GIVEN REQUEST: Output only the count of lines that contain "Phone".

PROVIDED RECORDS:
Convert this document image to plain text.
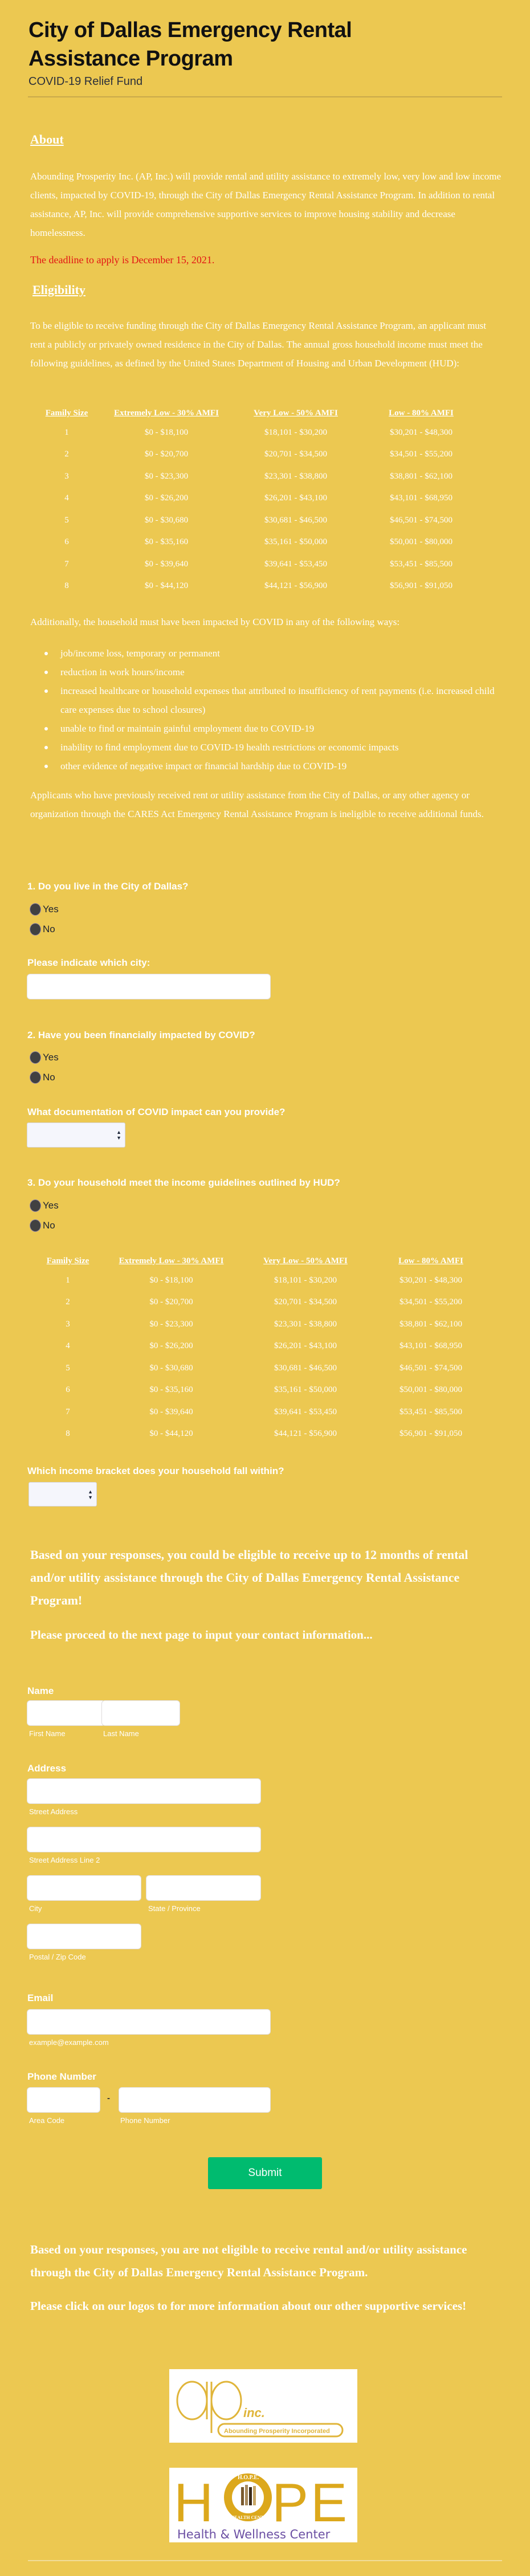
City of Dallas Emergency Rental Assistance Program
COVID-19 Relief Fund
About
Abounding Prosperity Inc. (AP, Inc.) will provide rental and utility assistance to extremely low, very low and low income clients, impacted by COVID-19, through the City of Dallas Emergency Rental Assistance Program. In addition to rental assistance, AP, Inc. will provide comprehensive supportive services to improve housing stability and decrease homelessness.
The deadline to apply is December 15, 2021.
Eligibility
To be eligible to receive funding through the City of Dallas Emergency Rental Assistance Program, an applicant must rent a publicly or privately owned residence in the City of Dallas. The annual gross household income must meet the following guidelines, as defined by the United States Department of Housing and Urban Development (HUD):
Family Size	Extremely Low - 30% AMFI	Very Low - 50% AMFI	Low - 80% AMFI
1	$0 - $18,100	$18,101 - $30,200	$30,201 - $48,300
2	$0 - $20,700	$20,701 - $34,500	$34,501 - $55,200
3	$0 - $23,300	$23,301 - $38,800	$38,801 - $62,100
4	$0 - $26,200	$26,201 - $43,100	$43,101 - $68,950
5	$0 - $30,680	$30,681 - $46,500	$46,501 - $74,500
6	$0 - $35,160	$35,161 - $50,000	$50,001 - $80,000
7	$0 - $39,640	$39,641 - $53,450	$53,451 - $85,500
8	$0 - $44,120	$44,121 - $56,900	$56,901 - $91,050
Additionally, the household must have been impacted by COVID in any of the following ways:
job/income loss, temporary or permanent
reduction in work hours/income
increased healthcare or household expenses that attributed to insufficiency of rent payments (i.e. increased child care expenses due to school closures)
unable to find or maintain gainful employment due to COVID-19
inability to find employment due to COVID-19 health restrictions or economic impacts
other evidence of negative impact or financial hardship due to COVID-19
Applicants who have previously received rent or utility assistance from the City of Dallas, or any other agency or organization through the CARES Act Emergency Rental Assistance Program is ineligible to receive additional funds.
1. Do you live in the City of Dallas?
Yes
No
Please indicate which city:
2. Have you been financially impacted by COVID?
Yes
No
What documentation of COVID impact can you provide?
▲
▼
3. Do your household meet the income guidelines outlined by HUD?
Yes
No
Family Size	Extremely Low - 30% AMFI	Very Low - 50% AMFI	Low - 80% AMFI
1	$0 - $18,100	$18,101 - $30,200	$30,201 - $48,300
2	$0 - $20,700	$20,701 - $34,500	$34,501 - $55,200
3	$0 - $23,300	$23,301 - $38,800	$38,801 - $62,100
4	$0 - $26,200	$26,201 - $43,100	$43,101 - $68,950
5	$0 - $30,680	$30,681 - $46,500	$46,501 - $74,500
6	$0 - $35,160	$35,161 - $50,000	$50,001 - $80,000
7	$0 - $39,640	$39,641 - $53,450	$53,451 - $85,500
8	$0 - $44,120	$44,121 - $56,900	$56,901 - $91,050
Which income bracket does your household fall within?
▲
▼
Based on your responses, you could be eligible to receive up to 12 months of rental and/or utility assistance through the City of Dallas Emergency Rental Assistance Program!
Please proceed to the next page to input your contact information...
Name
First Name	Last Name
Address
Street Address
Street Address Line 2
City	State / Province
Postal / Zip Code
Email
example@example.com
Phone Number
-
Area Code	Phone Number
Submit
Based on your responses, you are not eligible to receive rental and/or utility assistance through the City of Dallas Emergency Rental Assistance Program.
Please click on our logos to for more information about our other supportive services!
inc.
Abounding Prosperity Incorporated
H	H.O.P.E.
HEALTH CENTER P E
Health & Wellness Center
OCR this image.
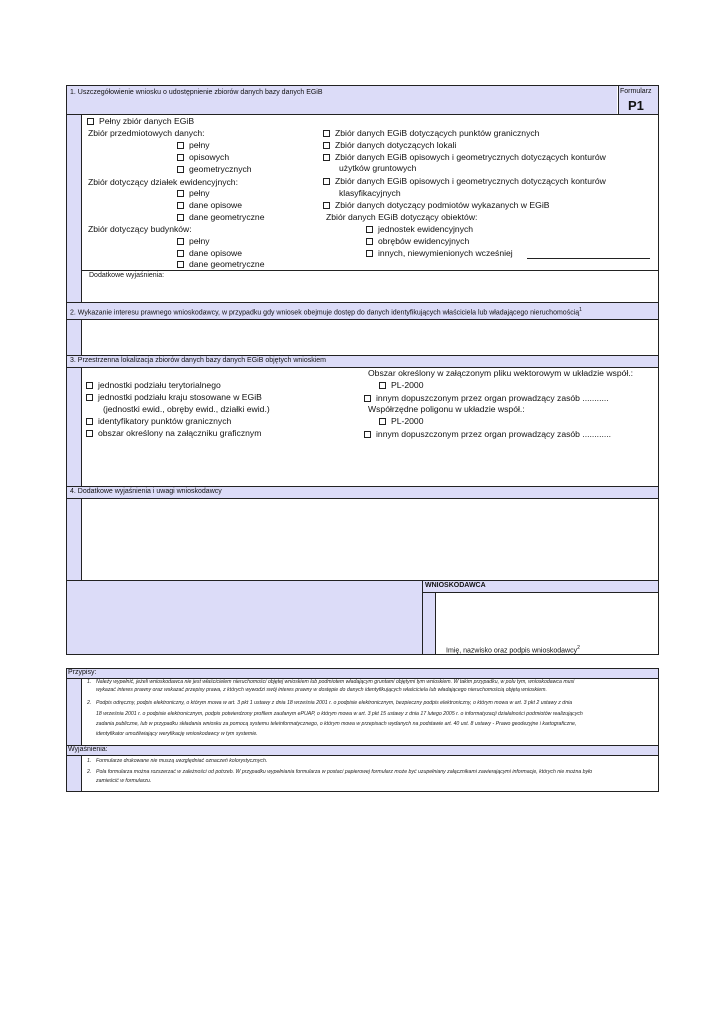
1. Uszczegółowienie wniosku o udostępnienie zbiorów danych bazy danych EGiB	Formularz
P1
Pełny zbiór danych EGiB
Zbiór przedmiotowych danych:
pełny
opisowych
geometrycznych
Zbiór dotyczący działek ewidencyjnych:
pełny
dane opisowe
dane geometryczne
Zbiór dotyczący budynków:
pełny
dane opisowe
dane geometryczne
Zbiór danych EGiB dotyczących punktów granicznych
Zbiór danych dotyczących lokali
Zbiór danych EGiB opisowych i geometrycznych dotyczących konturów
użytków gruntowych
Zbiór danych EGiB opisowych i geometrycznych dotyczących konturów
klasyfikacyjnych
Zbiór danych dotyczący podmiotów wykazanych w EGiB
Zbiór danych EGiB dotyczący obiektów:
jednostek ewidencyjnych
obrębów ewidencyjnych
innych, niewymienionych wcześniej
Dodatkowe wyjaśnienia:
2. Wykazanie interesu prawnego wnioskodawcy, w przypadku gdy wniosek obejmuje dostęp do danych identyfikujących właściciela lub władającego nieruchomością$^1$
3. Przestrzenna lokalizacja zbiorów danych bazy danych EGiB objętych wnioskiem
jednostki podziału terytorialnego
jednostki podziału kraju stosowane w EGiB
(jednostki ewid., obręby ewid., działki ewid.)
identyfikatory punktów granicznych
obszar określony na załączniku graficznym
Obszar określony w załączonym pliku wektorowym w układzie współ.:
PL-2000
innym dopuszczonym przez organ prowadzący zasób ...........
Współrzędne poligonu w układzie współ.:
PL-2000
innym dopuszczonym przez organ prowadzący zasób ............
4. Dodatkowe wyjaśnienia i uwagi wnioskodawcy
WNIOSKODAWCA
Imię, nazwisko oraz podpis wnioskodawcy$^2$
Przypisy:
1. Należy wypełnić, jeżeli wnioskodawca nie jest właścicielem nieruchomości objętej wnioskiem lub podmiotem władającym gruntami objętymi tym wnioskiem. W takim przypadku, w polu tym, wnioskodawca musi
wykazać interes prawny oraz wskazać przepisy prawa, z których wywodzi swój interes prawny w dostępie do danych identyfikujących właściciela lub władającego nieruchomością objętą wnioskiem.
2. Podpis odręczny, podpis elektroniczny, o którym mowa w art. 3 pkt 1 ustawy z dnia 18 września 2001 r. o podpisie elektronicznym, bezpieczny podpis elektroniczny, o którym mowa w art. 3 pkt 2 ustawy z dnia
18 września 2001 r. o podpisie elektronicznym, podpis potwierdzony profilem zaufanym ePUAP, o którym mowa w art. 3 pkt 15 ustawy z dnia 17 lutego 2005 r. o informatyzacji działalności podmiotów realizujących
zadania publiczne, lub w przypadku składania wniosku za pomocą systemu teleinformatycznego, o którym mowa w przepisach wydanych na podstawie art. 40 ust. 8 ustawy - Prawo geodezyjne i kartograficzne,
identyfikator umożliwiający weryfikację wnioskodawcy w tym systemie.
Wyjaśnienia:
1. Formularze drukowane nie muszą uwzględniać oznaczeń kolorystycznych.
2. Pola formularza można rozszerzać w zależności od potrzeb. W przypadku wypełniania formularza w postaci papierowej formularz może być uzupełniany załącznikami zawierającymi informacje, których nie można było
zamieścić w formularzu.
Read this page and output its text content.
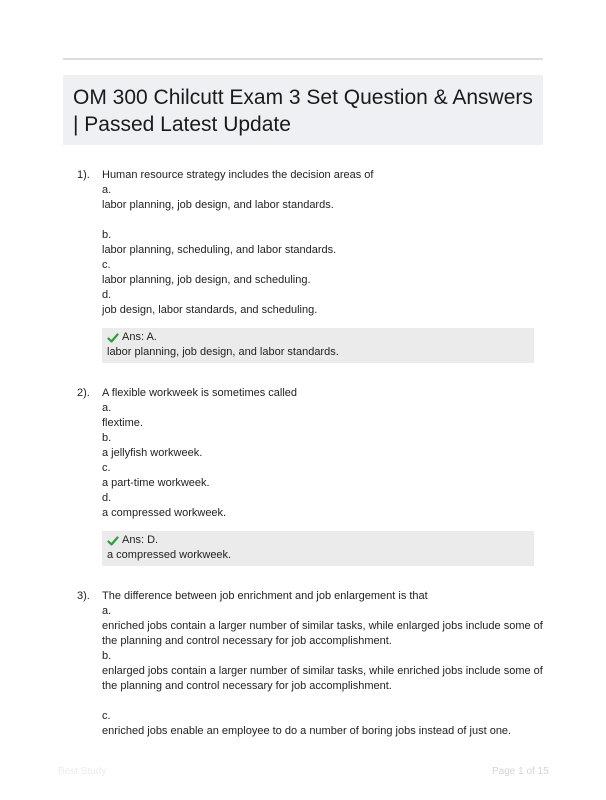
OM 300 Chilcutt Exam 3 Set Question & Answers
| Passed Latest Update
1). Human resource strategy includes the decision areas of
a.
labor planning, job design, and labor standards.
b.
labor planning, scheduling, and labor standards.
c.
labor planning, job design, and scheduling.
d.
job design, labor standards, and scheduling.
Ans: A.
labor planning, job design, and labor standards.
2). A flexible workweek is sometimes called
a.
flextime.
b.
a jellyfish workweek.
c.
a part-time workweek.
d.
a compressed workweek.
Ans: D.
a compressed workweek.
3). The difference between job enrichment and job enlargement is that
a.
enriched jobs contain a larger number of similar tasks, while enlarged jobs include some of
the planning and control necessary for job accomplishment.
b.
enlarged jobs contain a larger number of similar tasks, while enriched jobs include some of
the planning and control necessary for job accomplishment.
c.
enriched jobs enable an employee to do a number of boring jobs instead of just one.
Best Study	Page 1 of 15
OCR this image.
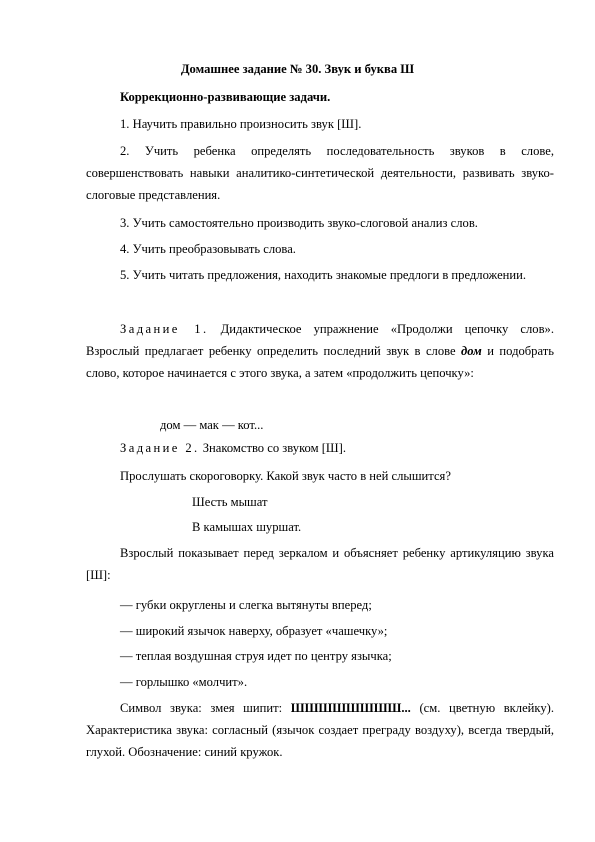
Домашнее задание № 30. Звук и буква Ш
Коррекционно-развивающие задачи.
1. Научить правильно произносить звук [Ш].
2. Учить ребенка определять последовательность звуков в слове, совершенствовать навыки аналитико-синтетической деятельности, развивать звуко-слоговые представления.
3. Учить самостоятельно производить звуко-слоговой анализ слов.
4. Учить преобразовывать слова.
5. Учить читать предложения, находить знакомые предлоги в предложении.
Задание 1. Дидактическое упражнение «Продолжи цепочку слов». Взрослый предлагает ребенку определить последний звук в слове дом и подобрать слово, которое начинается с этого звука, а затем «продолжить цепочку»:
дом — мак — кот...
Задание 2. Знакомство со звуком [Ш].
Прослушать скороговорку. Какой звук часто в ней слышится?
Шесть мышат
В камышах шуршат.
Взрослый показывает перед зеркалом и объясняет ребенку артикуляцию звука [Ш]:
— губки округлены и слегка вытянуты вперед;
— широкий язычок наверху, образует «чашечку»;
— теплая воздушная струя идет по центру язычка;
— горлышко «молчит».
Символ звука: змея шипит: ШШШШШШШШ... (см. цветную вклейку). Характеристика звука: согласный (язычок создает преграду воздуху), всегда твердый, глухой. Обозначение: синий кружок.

COMPLETE RESPONSE: 2